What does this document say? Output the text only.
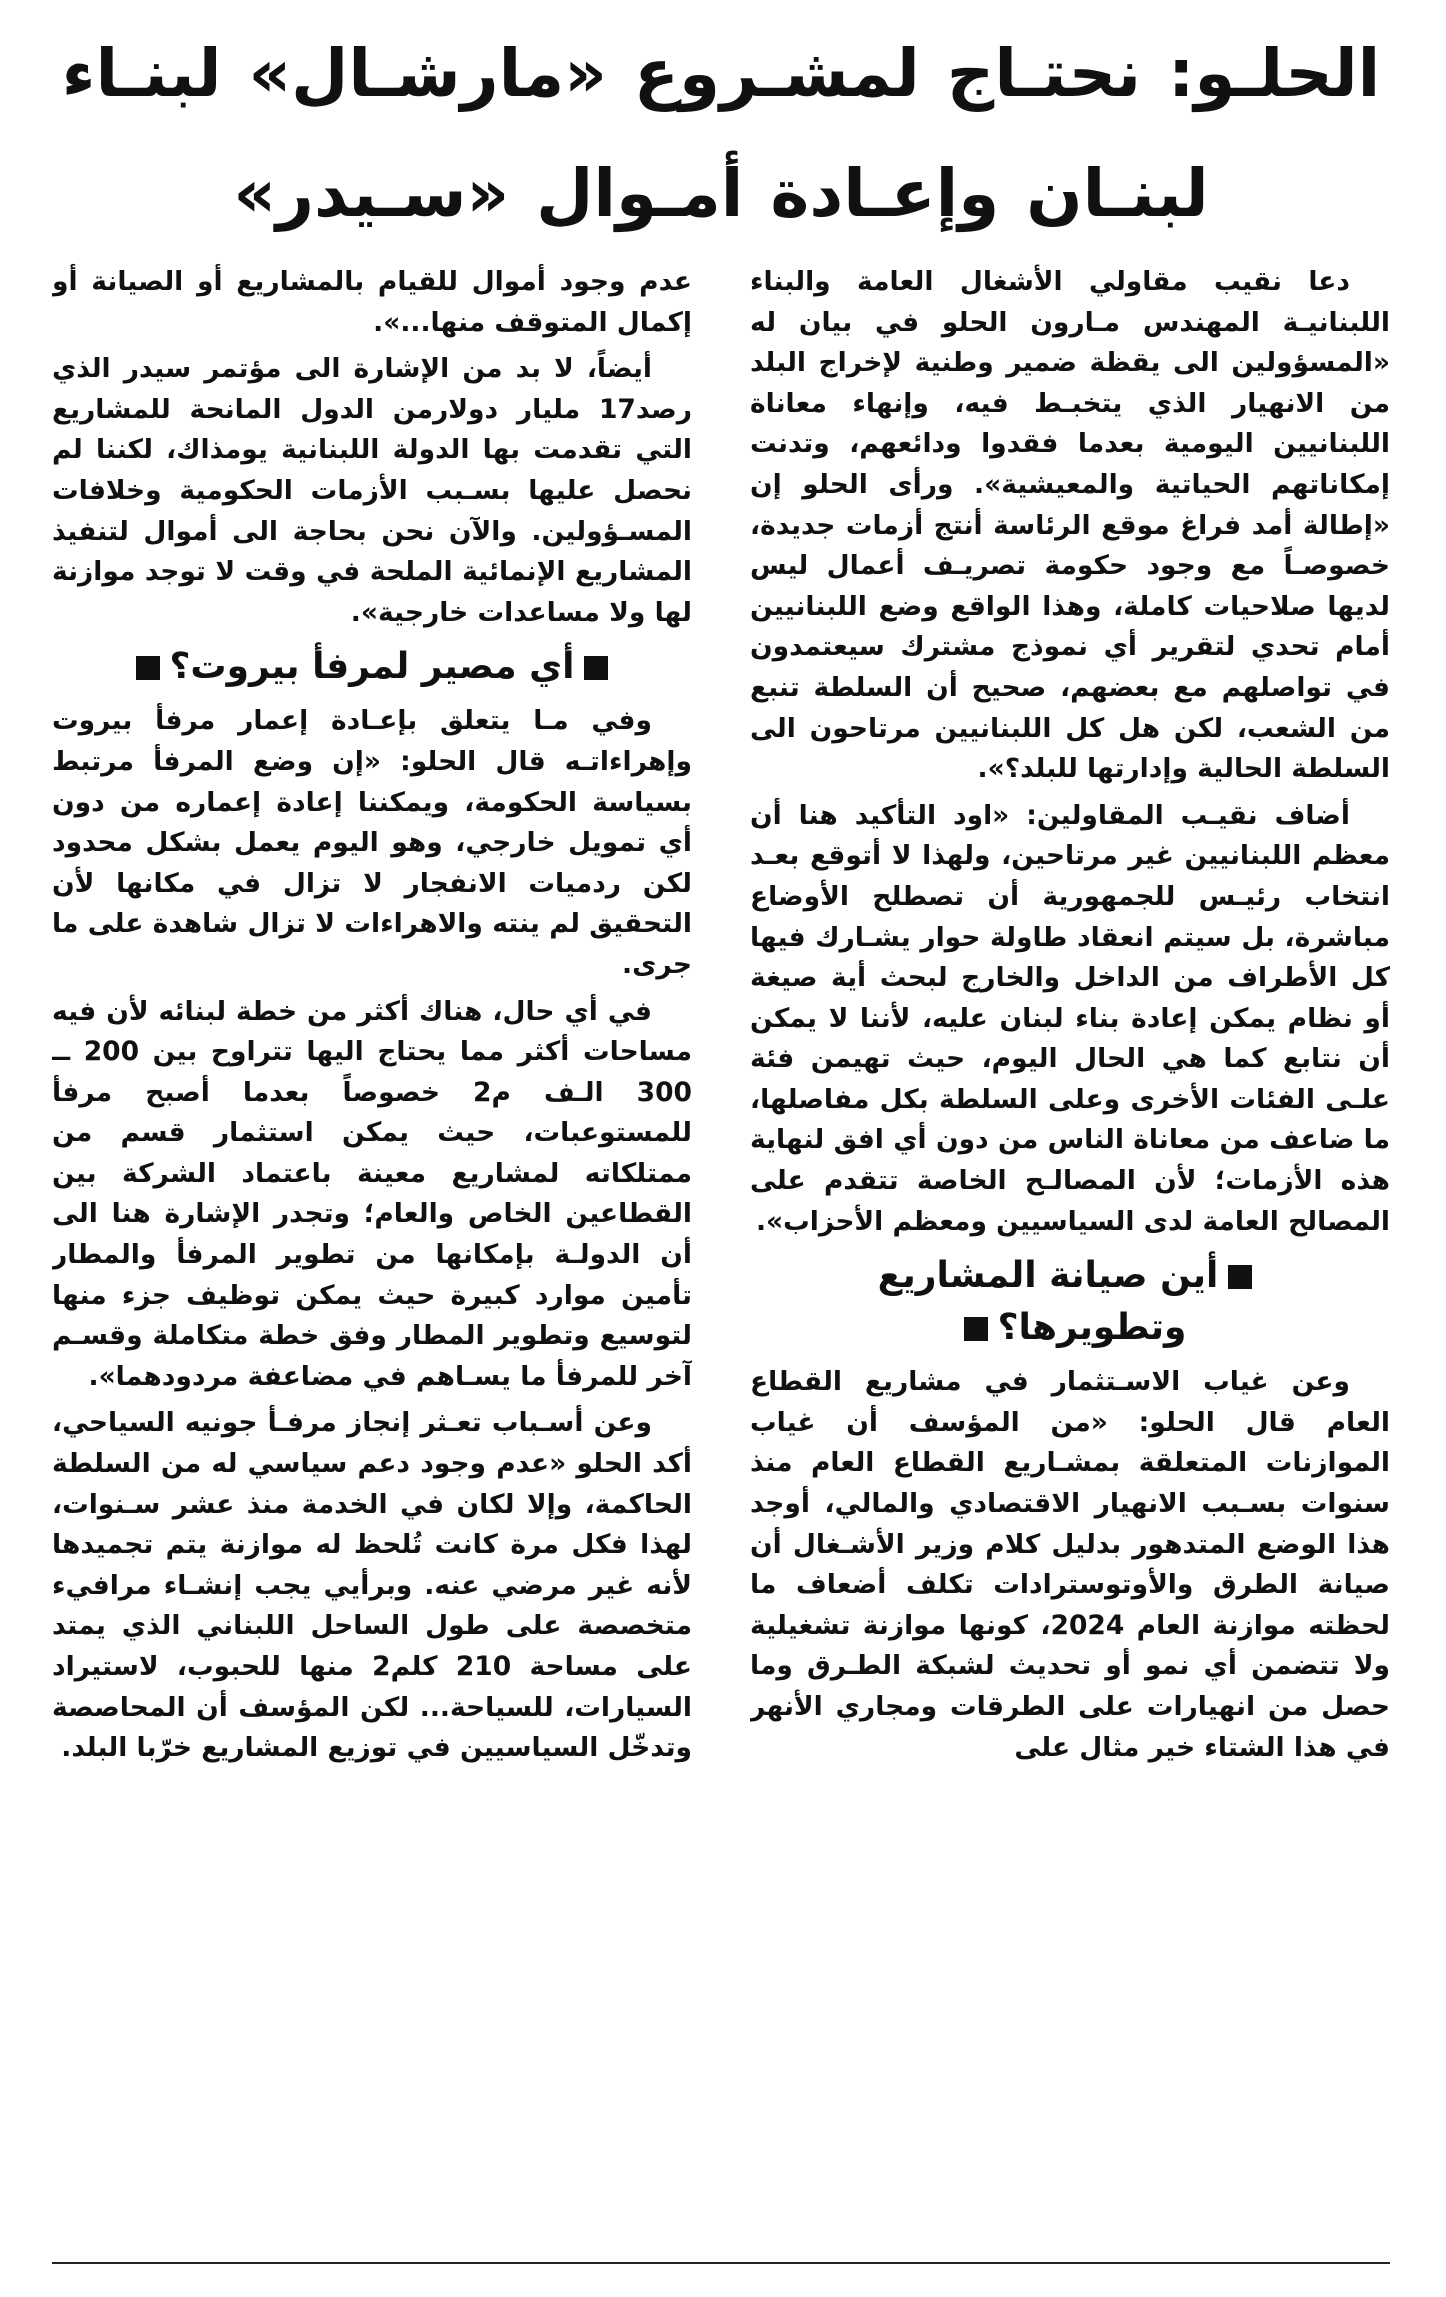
الحلـو: نحتـاج لمشـروع «مارشـال» لبنـاء
لبنـان وإعـادة أمـوال «سـيدر»

دعا نقيب مقاولي الأشغال العامة والبناء اللبنانيـة المهندس مـارون الحلو في بيان له «المسؤولين الى يقظة ضمير وطنية لإخراج البلد من الانهيار الذي يتخبـط فيه، وإنهاء معاناة اللبنانيين اليومية بعدما فقدوا ودائعهم، وتدنت إمكاناتهم الحياتية والمعيشية». ورأى الحلو إن «إطالة أمد فراغ موقع الرئاسة أنتج أزمات جديدة، خصوصـاً مع وجود حكومة تصريـف أعمال ليس لديها صلاحيات كاملة، وهذا الواقع وضع اللبنانيين أمام تحدي لتقرير أي نموذج مشترك سيعتمدون في تواصلهم مع بعضهم، صحيح أن السلطة تنبع من الشعب، لكن هل كل اللبنانيين مرتاحون الى السلطة الحالية وإدارتها للبلد؟».

أضاف نقيـب المقاولين: «اود التأكيد هنا أن معظم اللبنانيين غير مرتاحين، ولهذا لا أتوقع بعـد انتخاب رئيـس للجمهورية أن تصطلح الأوضاع مباشرة، بل سيتم انعقاد طاولة حوار يشـارك فيها كل الأطراف من الداخل والخارج لبحث أية صيغة أو نظام يمكن إعادة بناء لبنان عليه، لأننا لا يمكن أن نتابع كما هي الحال اليوم، حيث تهيمن فئة علـى الفئات الأخرى وعلى السلطة بكل مفاصلها، ما ضاعف من معاناة الناس من دون أي افق لنهاية هذه الأزمات؛ لأن المصالـح الخاصة تتقدم على المصالح العامة لدى السياسيين ومعظم الأحزاب».

أين صيانة المشاريع
وتطويرها؟

وعن غياب الاسـتثمار في مشاريع القطاع العام قال الحلو: «من المؤسف أن غياب الموازنات المتعلقة بمشـاريع القطاع العام منذ سنوات بسـبب الانهيار الاقتصادي والمالي، أوجد هذا الوضع المتدهور بدليل كلام وزير الأشـغال أن صيانة الطرق والأوتوسترادات تكلف أضعاف ما لحظته موازنة العام 2024، كونها موازنة تشغيلية ولا تتضمن أي نمو أو تحديث لشبكة الطـرق وما حصل من انهيارات على الطرقات ومجاري الأنهر في هذا الشتاء خير مثال على

عدم وجود أموال للقيام بالمشاريع أو الصيانة أو إكمال المتوقف منها...».

أيضاً، لا بد من الإشارة الى مؤتمر سيدر الذي رصد17 مليار دولارمن الدول المانحة للمشاريع التي تقدمت بها الدولة اللبنانية يومذاك، لكننا لم نحصل عليها بسـبب الأزمات الحكومية وخلافات المسـؤولين. والآن نحن بحاجة الى أموال لتنفيذ المشاريع الإنمائية الملحة في وقت لا توجد موازنة لها ولا مساعدات خارجية».

أي مصير لمرفأ بيروت؟

وفي مـا يتعلق بإعـادة إعمار مرفأ بيروت وإهراءاتـه قال الحلو: «إن وضع المرفأ مرتبط بسياسة الحكومة، ويمكننا إعادة إعماره من دون أي تمويل خارجي، وهو اليوم يعمل بشكل محدود لكن ردميات الانفجار لا تزال في مكانها لأن التحقيق لم ينته والاهراءات لا تزال شاهدة على ما جرى.

في أي حال، هناك أكثر من خطة لبنائه لأن فيه مساحات أكثر مما يحتاج اليها تتراوح بين 200 ــ 300 الـف م2 خصوصاً بعدما أصبح مرفأ للمستوعبات، حيث يمكن استثمار قسم من ممتلكاته لمشاريع معينة باعتماد الشركة بين القطاعين الخاص والعام؛ وتجدر الإشارة هنا الى أن الدولـة بإمكانها من تطوير المرفأ والمطار تأمين موارد كبيرة حيث يمكن توظيف جزء منها لتوسيع وتطوير المطار وفق خطة متكاملة وقسـم آخر للمرفأ ما يسـاهم في مضاعفة مردودهما».

وعن أسـباب تعـثر إنجاز مرفـأ جونيه السياحي، أكد الحلو «عدم وجود دعم سياسي له من السلطة الحاكمة، وإلا لكان في الخدمة منذ عشر سـنوات، لهذا فكل مرة كانت تُلحظ له موازنة يتم تجميدها لأنه غير مرضي عنه. وبرأيي يجب إنشـاء مرافيء متخصصة على طول الساحل اللبناني الذي يمتد على مساحة 210 كلم2 منها للحبوب، لاستيراد السيارات، للسياحة... لكن المؤسف أن المحاصصة وتدخّل السياسيين في توزيع المشاريع خرّبا البلد.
========
> EXERCISE PROMPT: Gather up the lines that contain the word "بيروت".

> CORRECT ANSWER:
أي مصير لمرفأ بيروت؟
وفي مـا يتعلق بإعـادة إعمار مرفأ بيروت وإهراءاتـه قال الحلو: «إن وضع المرفأ مرتبط بسياسة الحكومة، ويمكننا إعادة إعماره من دون أي تمويل خارجي، وهو اليوم يعمل بشكل محدود لكن ردميات الانفجار لا تزال في مكانها لأن التحقيق لم ينته والاهراءات لا تزال شاهدة على ما جرى.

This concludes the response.